* Job 1
Gather every line in the entries that contains the string "aliis", treating case as significant.
====== Excerpted passage ======
Major Trading Partners Brazil, U.S., Venezuela, Peru, Argentina, Colombia, Chile, China, Japan
Industries Mining, smelting, petroleum, food and beverages, tobacco, handicrafts, clothing, forestry,
tourism in Bolivia
Natural Resources Tin, natural gas, petroleum, zinc, tungsten, antimony, silver, iron, lead, gold, timber, hydropower
The revolution of 1952 brought agrarian reform based on the break-up of large agricultural estates and the nationalization of mines. These reforms, which increased wages, also resulted in a decrease in agricultural production, and a drastic drop in mineral output. The
Bolivian government,
facing demands from powerful leftist labor unions, failed to lay off surplus miners. It also failed to promote greater efficiency in many other sectors of the economy.
Thus, despite the political and social reforms embodied in the revolution, the rate of national economic growth remained extremely low. The economy of Bolivia, largely dependent on the earnings from tin exportation, fluctuated wildly with world tin prices. In the early 1980s, the nation's
businesses
stagnated as a result of falling tin prices, bad harvests, debt repayments, and inflation that became hyperinflation.
In 1985, the government of President Víctor Paz Estenssoro, which had initiated the reforms of 1952, enacted some of the continent's toughest austerity measures and dropped the inflation rate from 24,000 percent to less than 10 percent.
In the 1990s, the Bolivia economy grew rapidly, and billions of dollars in new investment came into Bolivia after the administration of Gonzalo Sánchez de Lozada (1993 – 1997) privatized nearly the entire state-run economy. However, these market-oriented reforms did not fundamentally change the government's centralized nature, fully open the Bolivian economy, or create the technical expertise and entrepreneurial spirit important for economic growth. Nearly all parties attempted to gain wealth by gaining control of the natural resources and selling them rather than using them as a national endowment.
Bolivia has the second-largest reserves of natural gas in South America, but the 2004 referendum which re-nationalized Bolivia's hydrocarbon industries, created chaos in the industry. In March 2005, indigenous groups led by radical activists blocked roads leading into the highland capital of
La Paz,
threatening gas and food supplies.
In May 2005, lawmakers passed a new hydrocarbons measure that levied a 32 percent tax on top of an existing 18 percent royalty on oil and gas production. It also forced 12 foreign energy companies to renegotiate exploration and production contracts.
====== Data lines ======
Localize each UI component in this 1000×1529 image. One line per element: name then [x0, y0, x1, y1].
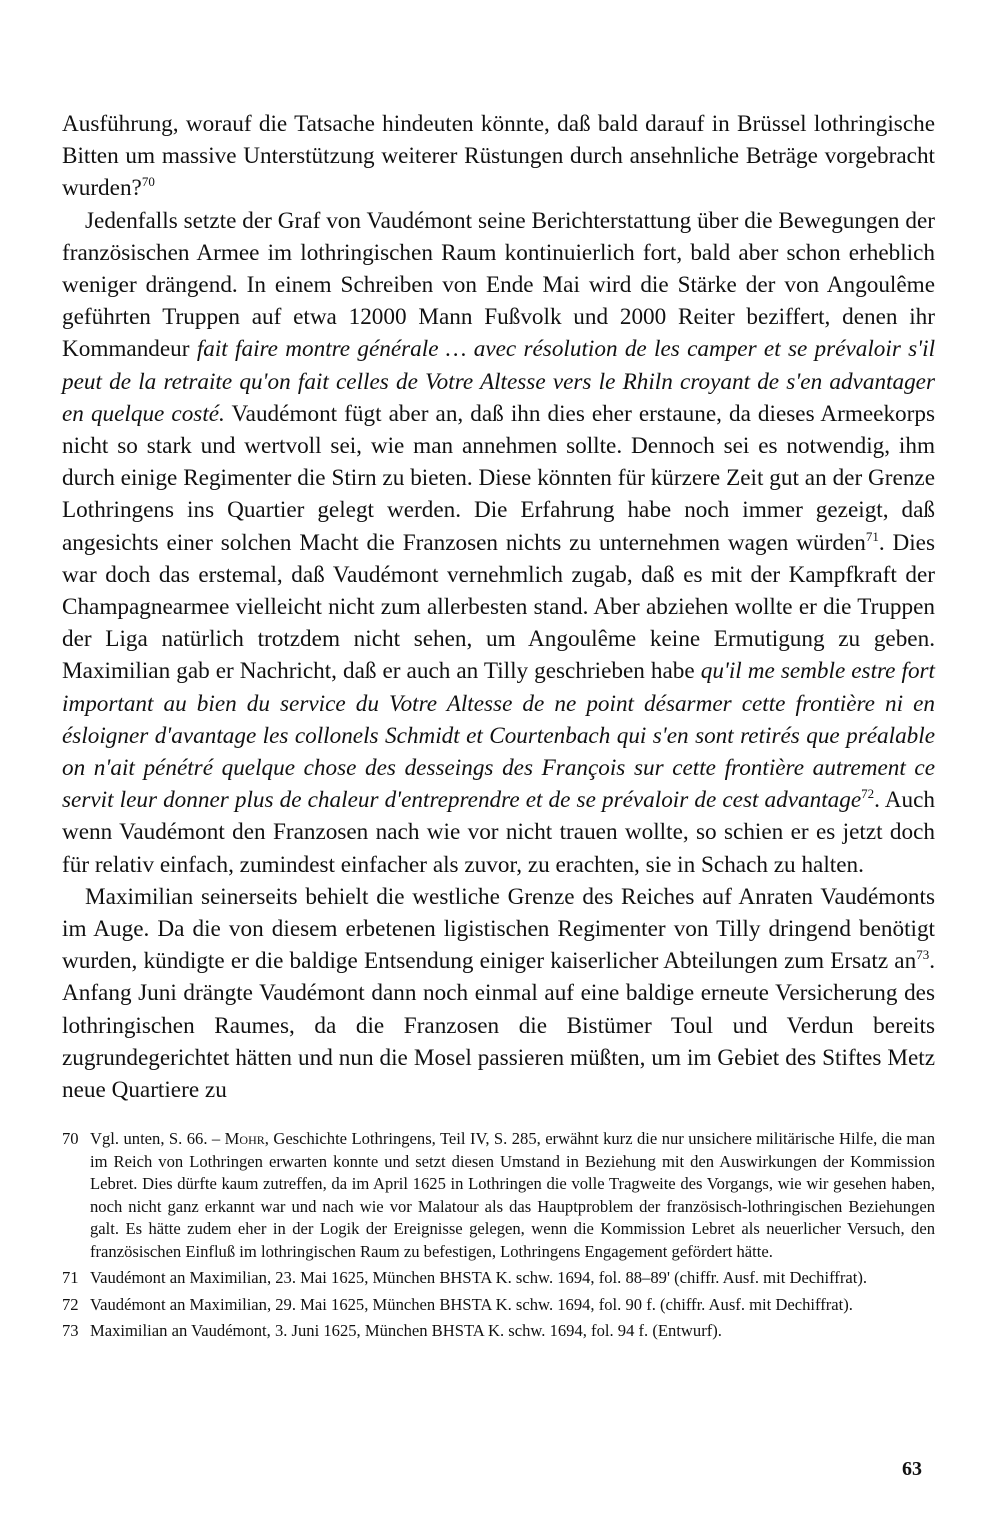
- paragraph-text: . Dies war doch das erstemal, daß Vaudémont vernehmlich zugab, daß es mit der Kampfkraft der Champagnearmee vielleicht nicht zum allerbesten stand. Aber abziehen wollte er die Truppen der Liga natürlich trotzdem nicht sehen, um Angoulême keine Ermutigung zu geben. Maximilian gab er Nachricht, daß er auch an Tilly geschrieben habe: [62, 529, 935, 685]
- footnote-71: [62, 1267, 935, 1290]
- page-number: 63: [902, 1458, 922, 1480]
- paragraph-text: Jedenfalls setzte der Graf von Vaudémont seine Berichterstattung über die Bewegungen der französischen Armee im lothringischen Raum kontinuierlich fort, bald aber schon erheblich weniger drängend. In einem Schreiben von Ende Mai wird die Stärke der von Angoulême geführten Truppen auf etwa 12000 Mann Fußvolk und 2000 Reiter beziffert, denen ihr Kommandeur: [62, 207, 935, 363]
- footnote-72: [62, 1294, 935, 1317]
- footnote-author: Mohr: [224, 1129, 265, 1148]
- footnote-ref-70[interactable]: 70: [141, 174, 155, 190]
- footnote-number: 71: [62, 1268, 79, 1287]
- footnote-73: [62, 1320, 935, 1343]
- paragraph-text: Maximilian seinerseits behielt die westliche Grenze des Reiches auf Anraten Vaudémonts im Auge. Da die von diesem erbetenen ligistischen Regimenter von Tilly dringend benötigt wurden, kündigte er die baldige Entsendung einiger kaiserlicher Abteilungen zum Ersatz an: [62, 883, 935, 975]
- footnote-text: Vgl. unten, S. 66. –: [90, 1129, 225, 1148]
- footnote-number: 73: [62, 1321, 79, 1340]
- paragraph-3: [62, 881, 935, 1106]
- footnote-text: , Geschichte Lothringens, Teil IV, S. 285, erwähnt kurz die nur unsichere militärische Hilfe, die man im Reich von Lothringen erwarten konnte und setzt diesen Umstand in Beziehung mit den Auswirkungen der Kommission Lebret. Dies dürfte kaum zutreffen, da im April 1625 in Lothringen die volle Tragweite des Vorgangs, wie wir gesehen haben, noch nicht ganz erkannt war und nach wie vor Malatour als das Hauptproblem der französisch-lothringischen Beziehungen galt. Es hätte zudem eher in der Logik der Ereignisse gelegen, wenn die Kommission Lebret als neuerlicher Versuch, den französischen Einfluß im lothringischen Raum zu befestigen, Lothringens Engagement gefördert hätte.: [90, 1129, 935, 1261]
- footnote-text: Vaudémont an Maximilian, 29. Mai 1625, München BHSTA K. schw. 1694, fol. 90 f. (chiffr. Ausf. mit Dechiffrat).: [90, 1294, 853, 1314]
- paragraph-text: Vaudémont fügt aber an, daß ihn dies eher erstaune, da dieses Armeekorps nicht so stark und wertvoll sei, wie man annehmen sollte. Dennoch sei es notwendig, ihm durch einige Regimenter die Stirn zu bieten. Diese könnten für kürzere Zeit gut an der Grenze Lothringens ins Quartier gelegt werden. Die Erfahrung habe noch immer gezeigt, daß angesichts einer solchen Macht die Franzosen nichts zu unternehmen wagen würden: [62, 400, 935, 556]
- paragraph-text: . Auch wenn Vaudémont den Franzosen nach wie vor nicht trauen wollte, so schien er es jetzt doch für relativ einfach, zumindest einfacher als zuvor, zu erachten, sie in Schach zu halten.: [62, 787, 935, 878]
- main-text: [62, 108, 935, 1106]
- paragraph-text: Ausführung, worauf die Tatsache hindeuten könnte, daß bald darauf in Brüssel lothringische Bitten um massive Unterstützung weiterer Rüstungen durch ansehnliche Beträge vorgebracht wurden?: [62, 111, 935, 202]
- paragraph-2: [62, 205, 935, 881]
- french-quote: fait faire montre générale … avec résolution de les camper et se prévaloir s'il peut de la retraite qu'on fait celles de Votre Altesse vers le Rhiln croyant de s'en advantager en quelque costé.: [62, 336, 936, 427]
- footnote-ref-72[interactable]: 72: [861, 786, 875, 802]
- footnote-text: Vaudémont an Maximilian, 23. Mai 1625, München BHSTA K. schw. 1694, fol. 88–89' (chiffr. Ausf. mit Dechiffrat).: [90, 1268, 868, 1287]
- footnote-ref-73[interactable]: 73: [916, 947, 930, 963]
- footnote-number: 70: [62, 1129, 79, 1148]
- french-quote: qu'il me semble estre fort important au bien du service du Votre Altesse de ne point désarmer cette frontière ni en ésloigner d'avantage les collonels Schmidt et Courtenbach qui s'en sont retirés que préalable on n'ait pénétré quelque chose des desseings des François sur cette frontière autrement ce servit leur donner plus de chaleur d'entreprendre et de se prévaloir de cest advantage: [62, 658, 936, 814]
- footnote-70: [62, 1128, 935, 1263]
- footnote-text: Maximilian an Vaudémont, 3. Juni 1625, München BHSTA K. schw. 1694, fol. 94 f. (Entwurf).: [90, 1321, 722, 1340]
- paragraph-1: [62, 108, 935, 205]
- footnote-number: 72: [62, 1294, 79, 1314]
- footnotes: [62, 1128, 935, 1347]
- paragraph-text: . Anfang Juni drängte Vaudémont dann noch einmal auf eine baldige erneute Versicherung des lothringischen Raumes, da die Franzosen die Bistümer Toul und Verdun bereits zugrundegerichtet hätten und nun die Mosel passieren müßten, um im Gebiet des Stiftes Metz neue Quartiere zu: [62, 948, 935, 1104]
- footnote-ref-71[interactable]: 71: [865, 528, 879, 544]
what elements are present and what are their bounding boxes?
======
====== Data lines ======
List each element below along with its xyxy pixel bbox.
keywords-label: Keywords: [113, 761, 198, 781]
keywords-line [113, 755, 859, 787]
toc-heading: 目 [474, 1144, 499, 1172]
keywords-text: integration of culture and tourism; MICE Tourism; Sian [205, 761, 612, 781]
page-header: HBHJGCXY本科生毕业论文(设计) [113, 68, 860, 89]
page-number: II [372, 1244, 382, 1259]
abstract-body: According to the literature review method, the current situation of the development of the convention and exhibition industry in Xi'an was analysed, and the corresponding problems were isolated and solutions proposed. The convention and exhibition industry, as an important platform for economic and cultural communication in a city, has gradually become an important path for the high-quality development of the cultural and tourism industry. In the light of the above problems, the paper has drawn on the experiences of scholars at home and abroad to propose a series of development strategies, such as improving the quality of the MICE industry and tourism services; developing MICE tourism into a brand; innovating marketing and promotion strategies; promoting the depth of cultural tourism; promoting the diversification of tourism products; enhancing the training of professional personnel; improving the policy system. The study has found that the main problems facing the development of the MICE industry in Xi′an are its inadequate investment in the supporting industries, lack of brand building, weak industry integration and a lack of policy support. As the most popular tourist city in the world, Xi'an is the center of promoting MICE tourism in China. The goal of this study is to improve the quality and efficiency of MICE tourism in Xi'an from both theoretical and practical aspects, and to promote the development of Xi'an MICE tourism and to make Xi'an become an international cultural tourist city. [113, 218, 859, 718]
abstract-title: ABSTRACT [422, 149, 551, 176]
======
====== Data lines ======
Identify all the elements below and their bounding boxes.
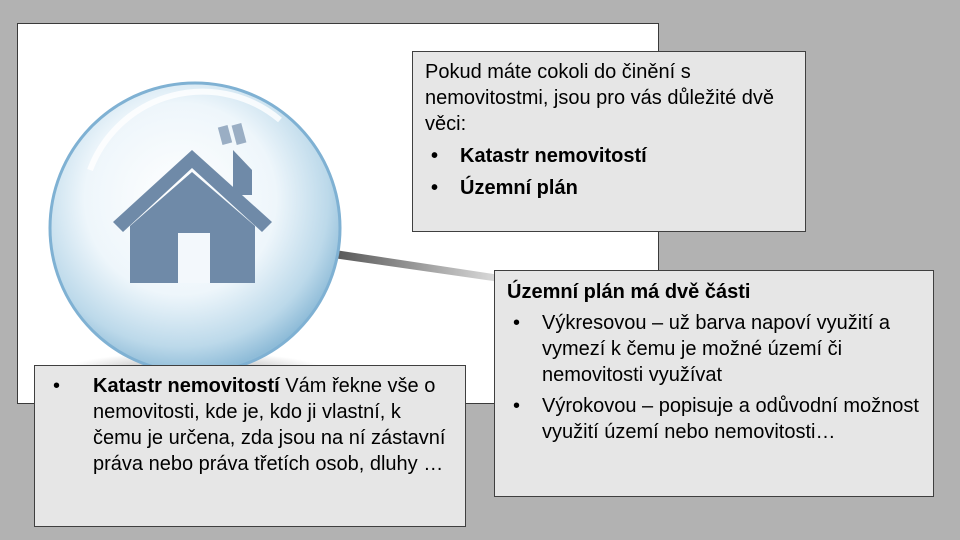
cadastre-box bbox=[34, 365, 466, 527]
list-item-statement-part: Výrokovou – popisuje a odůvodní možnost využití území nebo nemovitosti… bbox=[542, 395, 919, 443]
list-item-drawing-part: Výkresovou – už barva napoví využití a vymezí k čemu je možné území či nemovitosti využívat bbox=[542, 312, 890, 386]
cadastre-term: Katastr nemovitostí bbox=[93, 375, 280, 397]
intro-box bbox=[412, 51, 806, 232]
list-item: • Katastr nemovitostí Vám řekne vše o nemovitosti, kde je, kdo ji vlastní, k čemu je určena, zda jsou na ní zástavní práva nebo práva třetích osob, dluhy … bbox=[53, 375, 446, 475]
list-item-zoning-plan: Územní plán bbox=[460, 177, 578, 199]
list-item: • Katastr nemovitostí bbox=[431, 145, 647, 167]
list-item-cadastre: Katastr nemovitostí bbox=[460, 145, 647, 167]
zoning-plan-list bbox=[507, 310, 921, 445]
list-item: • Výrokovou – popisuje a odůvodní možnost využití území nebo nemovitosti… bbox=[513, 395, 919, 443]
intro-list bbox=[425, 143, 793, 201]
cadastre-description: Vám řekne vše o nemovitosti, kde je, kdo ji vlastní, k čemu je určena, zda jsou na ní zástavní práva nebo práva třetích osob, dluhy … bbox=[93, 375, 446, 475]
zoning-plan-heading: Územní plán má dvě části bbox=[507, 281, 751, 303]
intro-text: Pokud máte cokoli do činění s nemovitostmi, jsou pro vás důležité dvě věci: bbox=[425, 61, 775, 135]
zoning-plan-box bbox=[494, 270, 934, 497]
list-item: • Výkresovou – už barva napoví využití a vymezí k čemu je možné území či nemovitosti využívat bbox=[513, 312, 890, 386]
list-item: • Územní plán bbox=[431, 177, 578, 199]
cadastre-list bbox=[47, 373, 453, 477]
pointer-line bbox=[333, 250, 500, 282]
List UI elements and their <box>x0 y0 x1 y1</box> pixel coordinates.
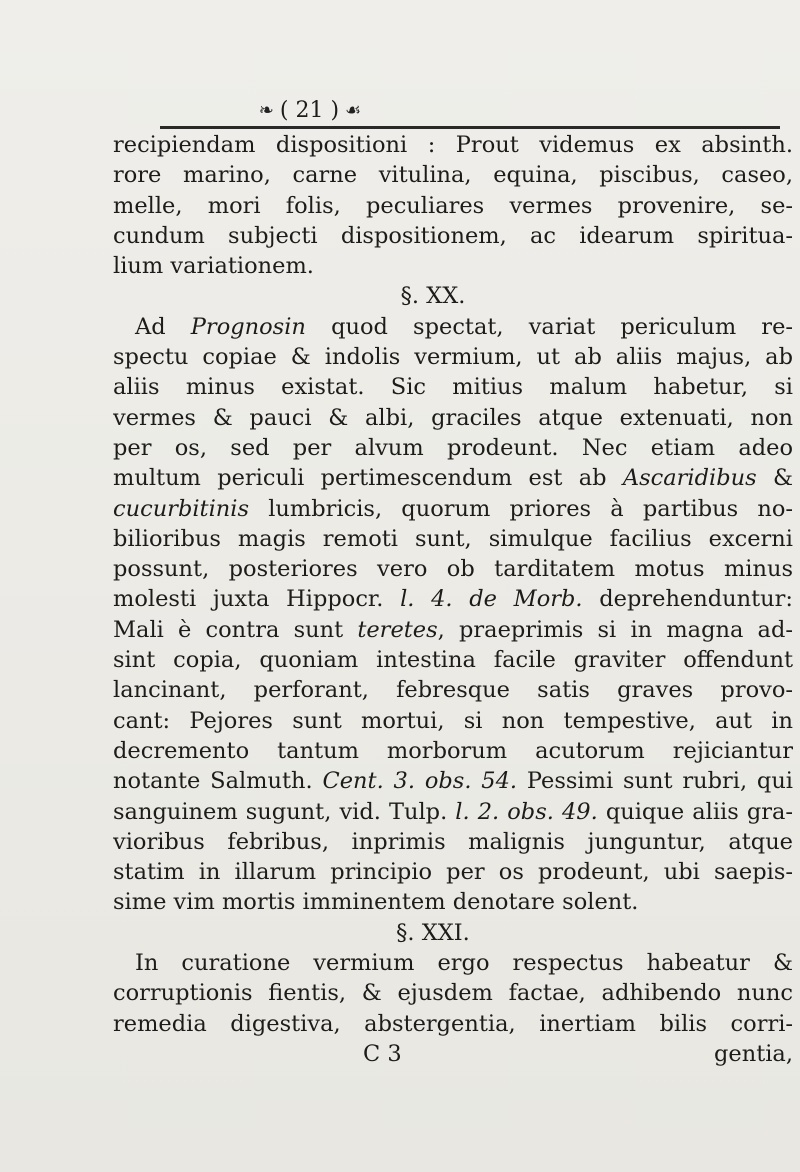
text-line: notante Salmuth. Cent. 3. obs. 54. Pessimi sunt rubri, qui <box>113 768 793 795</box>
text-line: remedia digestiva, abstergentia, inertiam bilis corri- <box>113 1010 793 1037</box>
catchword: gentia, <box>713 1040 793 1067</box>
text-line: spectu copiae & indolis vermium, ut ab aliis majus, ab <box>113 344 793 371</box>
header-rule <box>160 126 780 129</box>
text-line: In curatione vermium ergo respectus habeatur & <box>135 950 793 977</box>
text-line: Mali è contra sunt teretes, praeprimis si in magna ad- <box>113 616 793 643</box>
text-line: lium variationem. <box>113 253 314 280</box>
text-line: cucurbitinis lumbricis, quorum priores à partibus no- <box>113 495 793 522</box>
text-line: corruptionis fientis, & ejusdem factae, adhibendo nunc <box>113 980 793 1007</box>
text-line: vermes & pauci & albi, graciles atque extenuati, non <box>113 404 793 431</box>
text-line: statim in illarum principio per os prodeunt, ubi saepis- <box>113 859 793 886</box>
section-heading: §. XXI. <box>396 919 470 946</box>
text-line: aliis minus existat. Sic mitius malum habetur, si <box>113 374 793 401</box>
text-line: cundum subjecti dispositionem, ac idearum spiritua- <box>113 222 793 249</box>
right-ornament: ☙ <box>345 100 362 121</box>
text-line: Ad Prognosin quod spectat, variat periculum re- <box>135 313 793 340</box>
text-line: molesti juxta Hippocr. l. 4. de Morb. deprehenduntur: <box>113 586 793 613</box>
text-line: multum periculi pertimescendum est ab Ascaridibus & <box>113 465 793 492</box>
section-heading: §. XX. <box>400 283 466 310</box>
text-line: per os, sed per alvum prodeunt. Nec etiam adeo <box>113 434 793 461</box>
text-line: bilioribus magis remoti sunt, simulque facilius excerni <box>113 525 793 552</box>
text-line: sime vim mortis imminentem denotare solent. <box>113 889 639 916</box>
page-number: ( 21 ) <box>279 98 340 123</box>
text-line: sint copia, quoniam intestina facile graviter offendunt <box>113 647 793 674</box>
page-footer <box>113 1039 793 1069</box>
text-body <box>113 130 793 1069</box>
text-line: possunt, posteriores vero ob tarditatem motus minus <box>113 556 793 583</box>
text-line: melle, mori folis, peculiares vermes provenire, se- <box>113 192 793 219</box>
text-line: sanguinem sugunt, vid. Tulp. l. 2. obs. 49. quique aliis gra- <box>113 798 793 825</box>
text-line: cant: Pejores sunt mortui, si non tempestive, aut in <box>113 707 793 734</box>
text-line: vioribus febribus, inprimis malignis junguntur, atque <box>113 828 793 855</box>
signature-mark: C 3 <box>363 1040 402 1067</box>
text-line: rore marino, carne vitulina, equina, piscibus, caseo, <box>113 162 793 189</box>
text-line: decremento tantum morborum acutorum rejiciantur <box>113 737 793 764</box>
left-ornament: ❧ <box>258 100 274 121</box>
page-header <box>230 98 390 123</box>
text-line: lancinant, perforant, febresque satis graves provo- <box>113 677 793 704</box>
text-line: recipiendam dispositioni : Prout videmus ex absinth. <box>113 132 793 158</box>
======
* Job 2
In the passage on Bolivia's economy, what did the 1985 austerity measures do to the inflation rate?

* Task output 1
text-line: spectu copiae & indolis vermium, ut ab aliis majus, ab <box>113 344 793 371</box>
text-line: aliis minus existat. Sic mitius malum habetur, si <box>113 374 793 401</box>
text-line: sanguinem sugunt, vid. Tulp. l. 2. obs. 49. quique aliis gra- <box>113 798 793 825</box>

* Task output 2
They dropped it from 24,000 percent to less than 10 percent.